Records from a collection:
★ ★ ★ ★ ★ ★ ★

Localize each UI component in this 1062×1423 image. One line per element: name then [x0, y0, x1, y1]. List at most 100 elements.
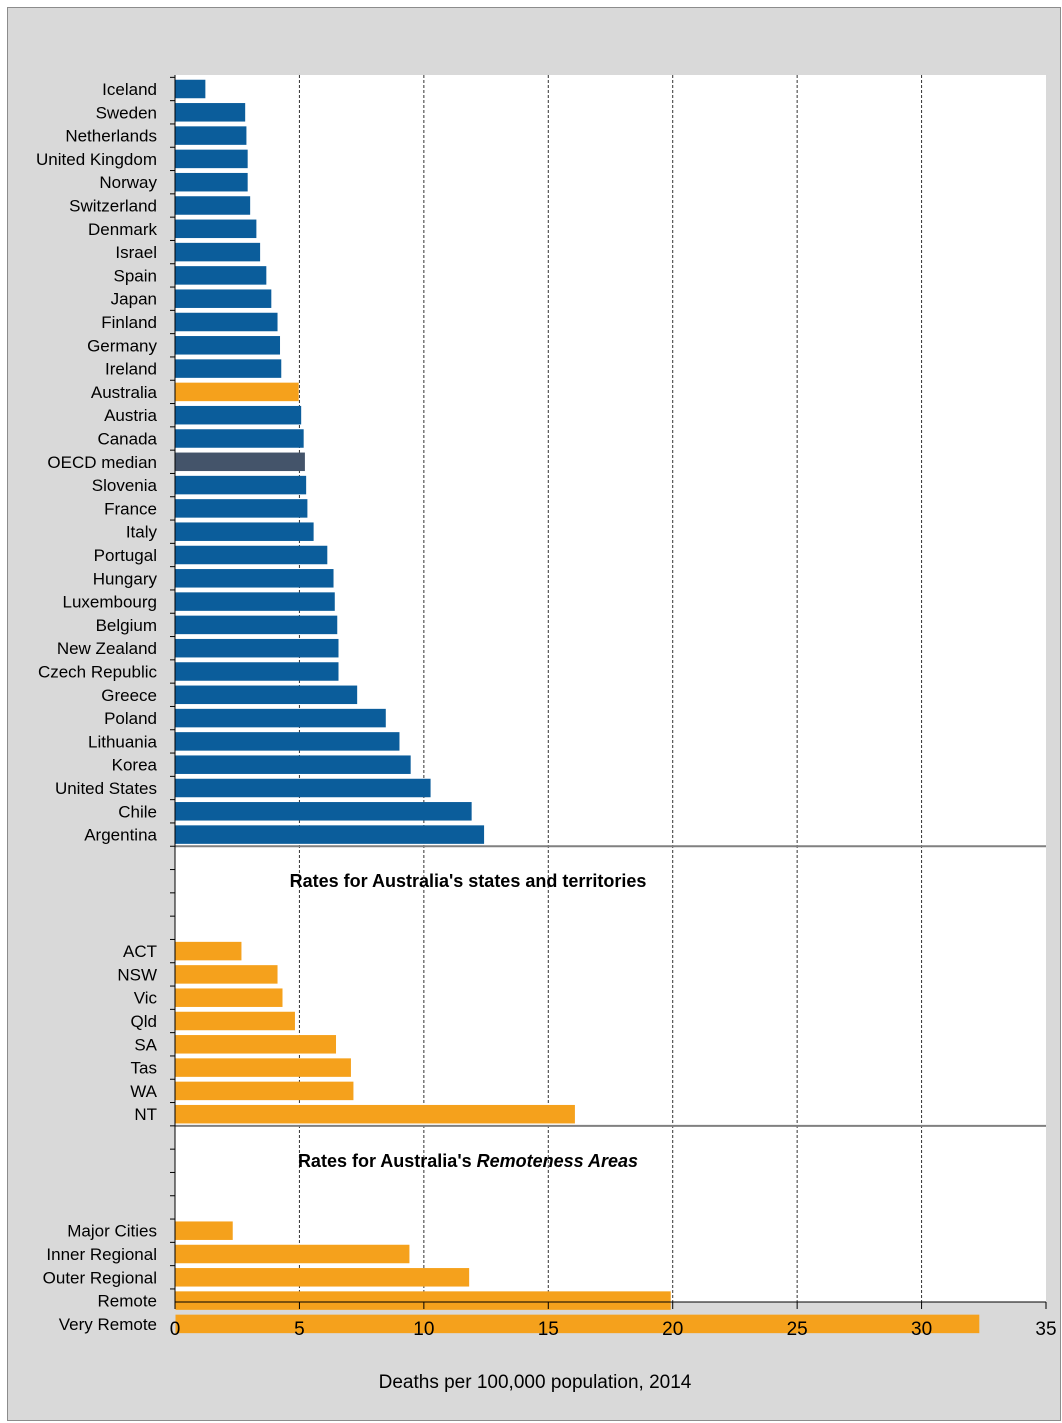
category-label: ACT: [123, 942, 157, 961]
category-label: Hungary: [93, 569, 158, 588]
category-label: Norway: [99, 173, 157, 192]
bar-nt: [175, 1104, 575, 1124]
bar-united-kingdom: [175, 149, 248, 169]
bar-sa: [175, 1035, 337, 1054]
x-tick-label: 0: [170, 1319, 181, 1340]
bar-israel: [175, 242, 261, 262]
category-label: Sweden: [96, 103, 157, 122]
bar-new-zealand: [175, 638, 339, 658]
category-label: Luxembourg: [62, 593, 157, 612]
bar-oecd-median: [175, 452, 305, 472]
bar-inner-regional: [175, 1244, 410, 1264]
category-label: Slovenia: [92, 476, 158, 495]
category-label: Vic: [134, 989, 158, 1008]
category-label: Belgium: [96, 616, 157, 635]
bar-qld: [175, 1011, 295, 1031]
bar-vic: [175, 988, 283, 1007]
bar-netherlands: [175, 126, 247, 145]
bars: [175, 79, 980, 1334]
bar-greece: [175, 685, 358, 705]
category-label: Poland: [104, 709, 157, 728]
category-label: Austria: [104, 406, 157, 425]
bar-australia: [175, 382, 299, 402]
category-label: Finland: [101, 313, 157, 332]
category-labels: Iceland Sweden Netherlands United Kingdom No…: [36, 80, 158, 1334]
bar-norway: [175, 172, 248, 192]
category-label: United States: [55, 779, 157, 798]
bar-germany: [175, 336, 281, 355]
category-label: Argentina: [84, 826, 157, 845]
group-separators: [175, 845, 1046, 1127]
category-label: United Kingdom: [36, 150, 157, 169]
category-label: Germany: [87, 336, 157, 355]
category-label: Switzerland: [69, 197, 157, 216]
bar-luxembourg: [175, 592, 335, 611]
bar-japan: [175, 289, 272, 308]
bar-finland: [175, 312, 278, 332]
category-label: France: [104, 499, 157, 518]
bar-united-states: [175, 778, 431, 798]
x-tick-label: 30: [911, 1319, 932, 1340]
category-label: Spain: [114, 266, 157, 285]
bar-poland: [175, 708, 386, 728]
category-label: OECD median: [47, 453, 157, 472]
category-label: Australia: [91, 383, 158, 402]
bar-major-cities: [175, 1221, 233, 1240]
axes: [170, 75, 1047, 1309]
x-axis-title: Deaths per 100,000 population, 2014: [379, 1372, 692, 1393]
bar-ireland: [175, 359, 282, 378]
category-label: Outer Regional: [43, 1268, 157, 1287]
category-label: New Zealand: [57, 639, 157, 658]
bar-slovenia: [175, 475, 307, 495]
section-title-remoteness: Rates for Australia's Remoteness Areas: [298, 1151, 638, 1171]
category-label: Very Remote: [59, 1315, 157, 1334]
bar-austria: [175, 405, 302, 425]
category-label: Chile: [118, 802, 157, 821]
category-label: Iceland: [102, 80, 157, 99]
x-tick-label: 20: [662, 1319, 683, 1340]
category-label: NT: [134, 1105, 157, 1124]
category-label: Remote: [97, 1292, 157, 1311]
bar-outer-regional: [175, 1268, 470, 1287]
category-label: Korea: [112, 756, 158, 775]
category-label: Tas: [131, 1059, 157, 1078]
x-tick-label: 25: [787, 1319, 808, 1340]
category-label: Ireland: [105, 360, 157, 379]
category-label: Netherlands: [65, 127, 157, 146]
bar-wa: [175, 1081, 354, 1101]
category-label: Qld: [131, 1012, 157, 1031]
category-label: Czech Republic: [38, 663, 158, 682]
bar-denmark: [175, 219, 257, 239]
category-label: SA: [134, 1035, 157, 1054]
bar-chile: [175, 802, 472, 821]
bar-canada: [175, 429, 304, 448]
category-label: Canada: [97, 430, 157, 449]
x-tick-label: 35: [1035, 1319, 1056, 1340]
category-label: Denmark: [88, 220, 157, 239]
bar-czech-republic: [175, 662, 339, 681]
x-tick-label: 15: [538, 1319, 559, 1340]
x-tick-labels: 0 5 10 15 20 25 30 35: [170, 1319, 1057, 1340]
bar-spain: [175, 266, 267, 285]
bar-act: [175, 941, 242, 961]
bar-tas: [175, 1058, 351, 1077]
bar-nsw: [175, 965, 278, 984]
category-label: Inner Regional: [46, 1245, 157, 1264]
bar-hungary: [175, 569, 334, 588]
bar-lithuania: [175, 732, 400, 751]
category-label: Portugal: [94, 546, 157, 565]
bar-korea: [175, 755, 411, 774]
bar-very-remote: [175, 1314, 980, 1334]
category-label: Japan: [111, 290, 157, 309]
category-label: Israel: [115, 243, 157, 262]
x-tick-label: 5: [294, 1319, 305, 1340]
bar-france: [175, 499, 308, 518]
category-label: Lithuania: [88, 732, 158, 751]
section-titles: Rates for Australia's states and territo…: [290, 871, 647, 1171]
category-label: Greece: [101, 686, 157, 705]
category-label: Major Cities: [67, 1222, 157, 1241]
bar-sweden: [175, 103, 246, 122]
category-label: NSW: [117, 965, 157, 984]
bar-argentina: [175, 825, 485, 844]
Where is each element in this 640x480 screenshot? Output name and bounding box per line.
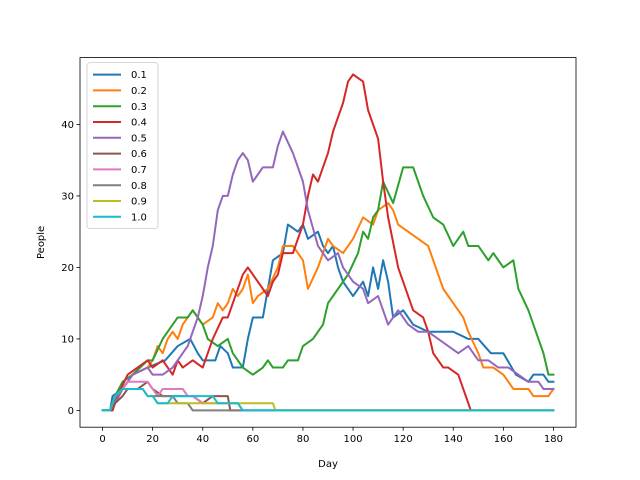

★ ★ ★ ★ ★ ★ ★

Exercise requirements => Change "category-label" to "row-label" in the lines between the one holding "category-label: ACT: [123, 942, 157, 961]" and the one holding "category-label: Poland: [104, 709, 157, 728]", inclusive, and write out only those lines with nothing else altered.

Completed task =>
row-label: ACT: [123, 942, 157, 961]
row-label: Hungary: [93, 569, 158, 588]
row-label: Norway: [99, 173, 157, 192]
bar-nt: [175, 1104, 575, 1124]
bar-united-kingdom: [175, 149, 248, 169]
bar-sa: [175, 1035, 337, 1054]
x-tick-label: 0: [170, 1319, 181, 1340]
bar-israel: [175, 242, 261, 262]
row-label: Sweden: [96, 103, 157, 122]
bar-new-zealand: [175, 638, 339, 658]
row-label: Luxembourg: [62, 593, 157, 612]
bar-oecd-median: [175, 452, 305, 472]
bar-inner-regional: [175, 1244, 410, 1264]
row-label: Slovenia: [92, 476, 158, 495]
row-label: Vic: [134, 989, 158, 1008]
row-label: Belgium: [96, 616, 157, 635]
bar-qld: [175, 1011, 295, 1031]
bar-vic: [175, 988, 283, 1007]
bar-netherlands: [175, 126, 247, 145]
bars: [175, 79, 980, 1334]
bar-greece: [175, 685, 358, 705]
row-label: Poland: [104, 709, 157, 728]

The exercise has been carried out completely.